» **Exercise task**
Leave out the pictures and repeat the data exactly.

» **Supplied information**
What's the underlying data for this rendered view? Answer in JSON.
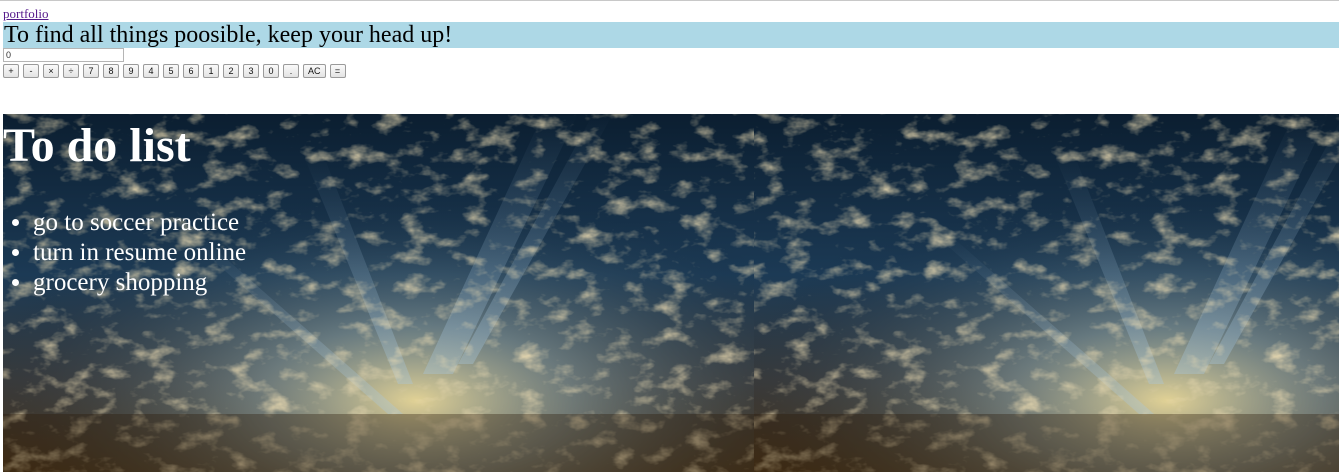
{
  "nav": {
    "portfolio_link": "portfolio"
  },
  "banner": {
    "text": "To find all things poosible, keep your head up!",
    "background_color": "#add8e6"
  },
  "calculator": {
    "display_value": "0",
    "keys": [
      "+",
      "-",
      "×",
      "÷",
      "7",
      "8",
      "9",
      "4",
      "5",
      "6",
      "1",
      "2",
      "3",
      "0",
      ".",
      "AC",
      "="
    ]
  },
  "todo": {
    "title": "To do list",
    "items": [
      "go to soccer practice",
      "turn in resume online",
      "grocery shopping"
    ],
    "background_image": "sunrays-through-clouds-image"
  }
}
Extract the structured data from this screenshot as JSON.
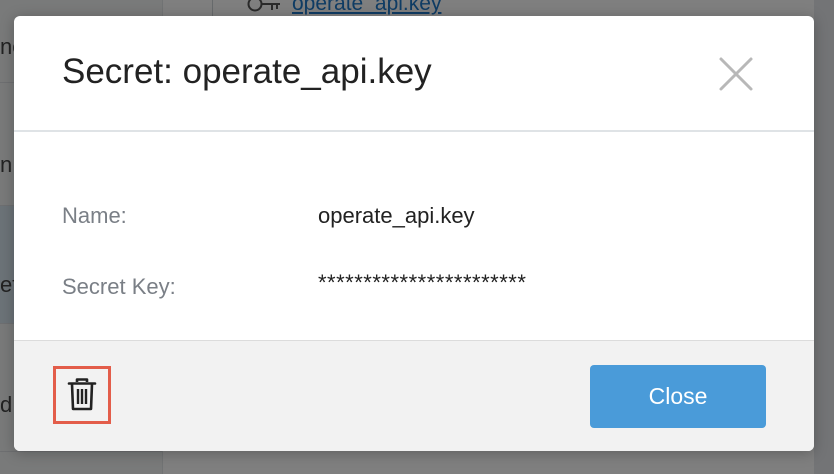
{
  "background": {
    "top_link": "operate_api.key",
    "left_fragments": [
      "ne",
      "n",
      "ef",
      "d"
    ]
  },
  "modal": {
    "title": "Secret: operate_api.key",
    "fields": [
      {
        "label": "Name:",
        "value": "operate_api.key"
      },
      {
        "label": "Secret Key:",
        "value": "***********************"
      }
    ],
    "close_label": "Close"
  },
  "icons": {
    "close": "close-x-icon",
    "delete": "trash-icon",
    "background_key": "key-icon"
  },
  "colors": {
    "primary_button": "#4a9bd9",
    "highlight_border": "#e35d4a",
    "link": "#1f78c8"
  }
}
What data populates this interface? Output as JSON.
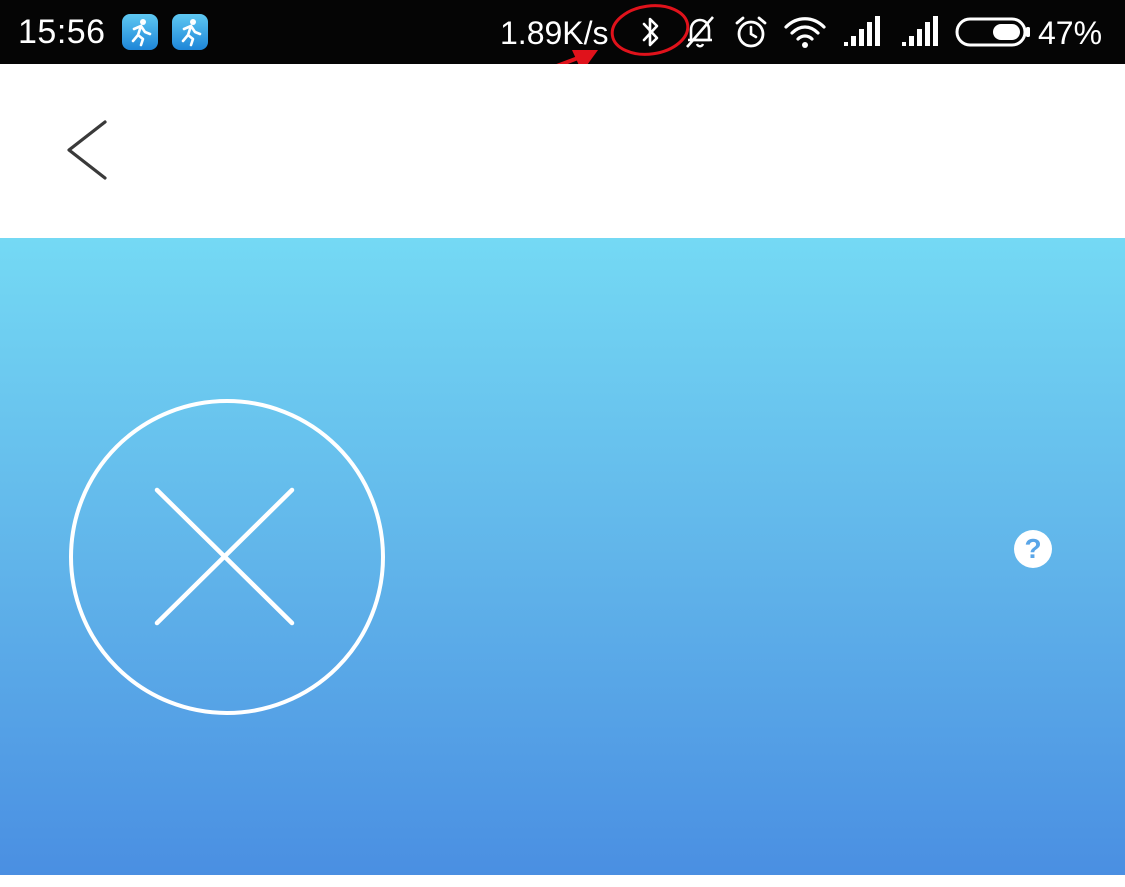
{
  "status_bar": {
    "time": "15:56",
    "network_speed": "1.89K/s",
    "battery_percent": "47%",
    "icons": [
      "app-icon",
      "app-icon",
      "bluetooth-icon",
      "notifications-off-icon",
      "alarm-icon",
      "wifi-icon",
      "signal-icon",
      "signal-icon",
      "battery-icon"
    ]
  },
  "nav_bar": {
    "back_icon": "chevron-left-icon"
  },
  "hero": {
    "status_icon": "close-circle-icon",
    "help_label": "?"
  },
  "annotation": {
    "color": "#e0121b",
    "target": "bluetooth-icon"
  },
  "colors": {
    "status_bar": "#050505",
    "hero_top": "#74d9f4",
    "hero_bottom": "#4a8fe2"
  }
}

» **Written solution**
What's the underlying data for this rendered view? Answer in JSON.
{
  "nav": {
    "portfolio_link": "portfolio"
  },
  "banner": {
    "text": "To find all things poosible, keep your head up!",
    "background_color": "#add8e6"
  },
  "calculator": {
    "display_value": "0",
    "keys": [
      "+",
      "-",
      "×",
      "÷",
      "7",
      "8",
      "9",
      "4",
      "5",
      "6",
      "1",
      "2",
      "3",
      "0",
      ".",
      "AC",
      "="
    ]
  },
  "todo": {
    "title": "To do list",
    "items": [
      "go to soccer practice",
      "turn in resume online",
      "grocery shopping"
    ],
    "background_image": "sunrays-through-clouds-image"
  }
}
Extract the structured data from this screenshot as JSON.
{
  "background": {
    "top_link": "operate_api.key",
    "left_fragments": [
      "ne",
      "n",
      "ef",
      "d"
    ]
  },
  "modal": {
    "title": "Secret: operate_api.key",
    "fields": [
      {
        "label": "Name:",
        "value": "operate_api.key"
      },
      {
        "label": "Secret Key:",
        "value": "***********************"
      }
    ],
    "close_label": "Close"
  },
  "icons": {
    "close": "close-x-icon",
    "delete": "trash-icon",
    "background_key": "key-icon"
  },
  "colors": {
    "primary_button": "#4a9bd9",
    "highlight_border": "#e35d4a",
    "link": "#1f78c8"
  }
}
What data populates this interface? Output as JSON.
{
  "status_bar": {
    "time": "15:56",
    "network_speed": "1.89K/s",
    "battery_percent": "47%",
    "icons": [
      "app-icon",
      "app-icon",
      "bluetooth-icon",
      "notifications-off-icon",
      "alarm-icon",
      "wifi-icon",
      "signal-icon",
      "signal-icon",
      "battery-icon"
    ]
  },
  "nav_bar": {
    "back_icon": "chevron-left-icon"
  },
  "hero": {
    "status_icon": "close-circle-icon",
    "help_label": "?"
  },
  "annotation": {
    "color": "#e0121b",
    "target": "bluetooth-icon"
  },
  "colors": {
    "status_bar": "#050505",
    "hero_top": "#74d9f4",
    "hero_bottom": "#4a8fe2"
  }
}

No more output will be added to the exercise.